WORK TO BE COMPLETED: Exact reproduction of the data is required, with images excluded.

RECORDS SUPPLIED:
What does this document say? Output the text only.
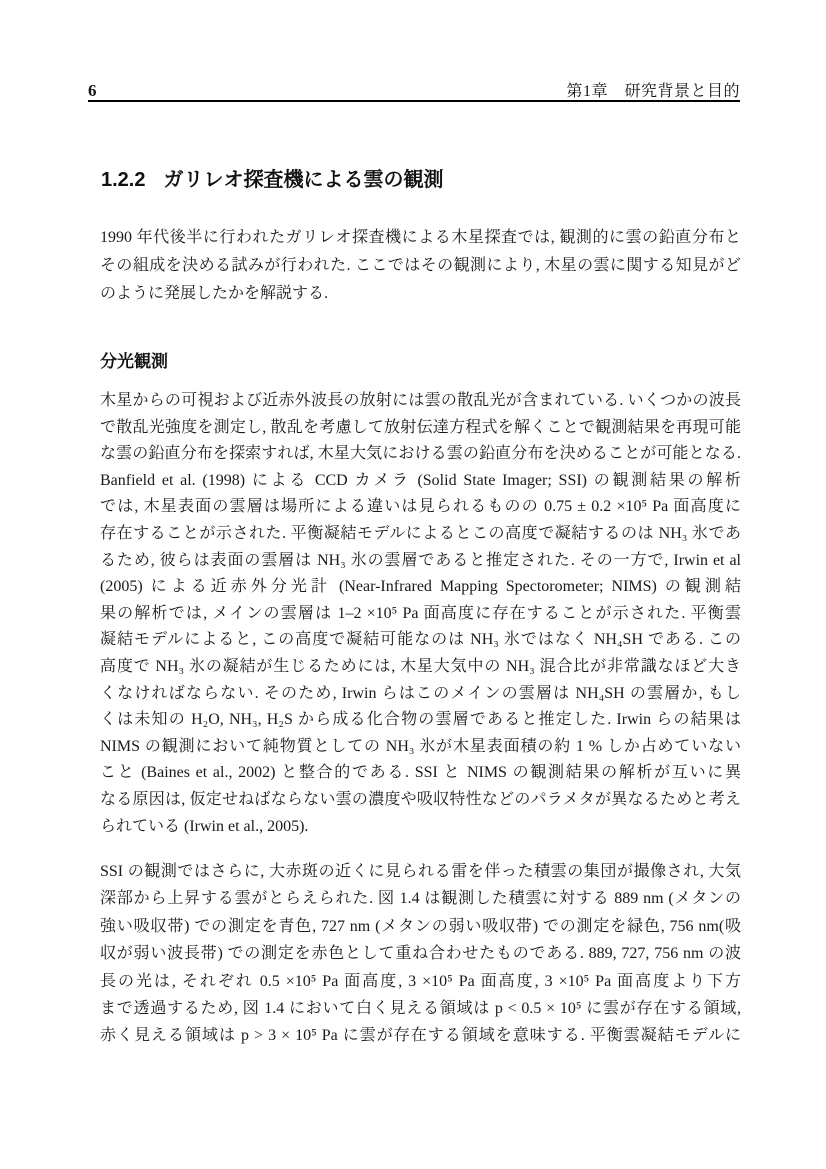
6	第1章　研究背景と目的
1.2.2 ガリレオ探査機による雲の観測
1990 年代後半に行われたガリレオ探査機による木星探査では, 観測的に雲の鉛直分布と
その組成を決める試みが行われた. ここではその観測により, 木星の雲に関する知見がど
のように発展したかを解説する.
分光観測
木星からの可視および近赤外波長の放射には雲の散乱光が含まれている. いくつかの波長
で散乱光強度を測定し, 散乱を考慮して放射伝達方程式を解くことで観測結果を再現可能
な雲の鉛直分布を探索すれば, 木星大気における雲の鉛直分布を決めることが可能となる.
Banfield et al. (1998) による CCD カメラ (Solid State Imager; SSI) の観測結果の解析
では, 木星表面の雲層は場所による違いは見られるものの 0.75 ± 0.2 ×10⁵ Pa 面高度に
存在することが示された. 平衡凝結モデルによるとこの高度で凝結するのは NH₃ 氷であ
るため, 彼らは表面の雲層は NH₃ 氷の雲層であると推定された. その一方で, Irwin et al
(2005) による近赤外分光計 (Near-Infrared Mapping Spectorometer; NIMS) の観測結
果の解析では, メインの雲層は 1–2 ×10⁵ Pa 面高度に存在することが示された. 平衡雲
凝結モデルによると, この高度で凝結可能なのは NH₃ 氷ではなく NH₄SH である. この
高度で NH₃ 氷の凝結が生じるためには, 木星大気中の NH₃ 混合比が非常識なほど大き
くなければならない. そのため, Irwin らはこのメインの雲層は NH₄SH の雲層か, もし
くは未知の H₂O, NH₃, H₂S から成る化合物の雲層であると推定した. Irwin らの結果は
NIMS の観測において純物質としての NH₃ 氷が木星表面積の約 1 % しか占めていない
こと (Baines et al., 2002) と整合的である. SSI と NIMS の観測結果の解析が互いに異
なる原因は, 仮定せねばならない雲の濃度や吸収特性などのパラメタが異なるためと考え
られている (Irwin et al., 2005).
SSI の観測ではさらに, 大赤斑の近くに見られる雷を伴った積雲の集団が撮像され, 大気
深部から上昇する雲がとらえられた. 図 1.4 は観測した積雲に対する 889 nm (メタンの
強い吸収帯) での測定を青色, 727 nm (メタンの弱い吸収帯) での測定を緑色, 756 nm(吸
収が弱い波長帯) での測定を赤色として重ね合わせたものである. 889, 727, 756 nm の波
長の光は, それぞれ 0.5 ×10⁵ Pa 面高度, 3 ×10⁵ Pa 面高度, 3 ×10⁵ Pa 面高度より下方
まで透過するため, 図 1.4 において白く見える領域は p < 0.5 × 10⁵ に雲が存在する領域,
赤く見える領域は p > 3 × 10⁵ Pa に雲が存在する領域を意味する. 平衡雲凝結モデルに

EXERCISE RESPONSE:
What does this document say? Output the text only.
6	第1章　研究背景と目的
1.2.2 ガリレオ探査機による雲の観測
1990 年代後半に行われたガリレオ探査機による木星探査では, 観測的に雲の鉛直分布と
その組成を決める試みが行われた. ここではその観測により, 木星の雲に関する知見がど
のように発展したかを解説する.
分光観測
木星からの可視および近赤外波長の放射には雲の散乱光が含まれている. いくつかの波長
で散乱光強度を測定し, 散乱を考慮して放射伝達方程式を解くことで観測結果を再現可能
な雲の鉛直分布を探索すれば, 木星大気における雲の鉛直分布を決めることが可能となる.
Banfield et al. (1998) による CCD カメラ (Solid State Imager; SSI) の観測結果の解析
では, 木星表面の雲層は場所による違いは見られるものの 0.75 ± 0.2 ×10⁵ Pa 面高度に
存在することが示された. 平衡凝結モデルによるとこの高度で凝結するのは NH₃ 氷であ
るため, 彼らは表面の雲層は NH₃ 氷の雲層であると推定された. その一方で, Irwin et al
(2005) による近赤外分光計 (Near-Infrared Mapping Spectorometer; NIMS) の観測結
果の解析では, メインの雲層は 1–2 ×10⁵ Pa 面高度に存在することが示された. 平衡雲
凝結モデルによると, この高度で凝結可能なのは NH₃ 氷ではなく NH₄SH である. この
高度で NH₃ 氷の凝結が生じるためには, 木星大気中の NH₃ 混合比が非常識なほど大き
くなければならない. そのため, Irwin らはこのメインの雲層は NH₄SH の雲層か, もし
くは未知の H₂O, NH₃, H₂S から成る化合物の雲層であると推定した. Irwin らの結果は
NIMS の観測において純物質としての NH₃ 氷が木星表面積の約 1 % しか占めていない
こと (Baines et al., 2002) と整合的である. SSI と NIMS の観測結果の解析が互いに異
なる原因は, 仮定せねばならない雲の濃度や吸収特性などのパラメタが異なるためと考え
られている (Irwin et al., 2005).
SSI の観測ではさらに, 大赤斑の近くに見られる雷を伴った積雲の集団が撮像され, 大気
深部から上昇する雲がとらえられた. 図 1.4 は観測した積雲に対する 889 nm (メタンの
強い吸収帯) での測定を青色, 727 nm (メタンの弱い吸収帯) での測定を緑色, 756 nm(吸
収が弱い波長帯) での測定を赤色として重ね合わせたものである. 889, 727, 756 nm の波
長の光は, それぞれ 0.5 ×10⁵ Pa 面高度, 3 ×10⁵ Pa 面高度, 3 ×10⁵ Pa 面高度より下方
まで透過するため, 図 1.4 において白く見える領域は p < 0.5 × 10⁵ に雲が存在する領域,
赤く見える領域は p > 3 × 10⁵ Pa に雲が存在する領域を意味する. 平衡雲凝結モデルに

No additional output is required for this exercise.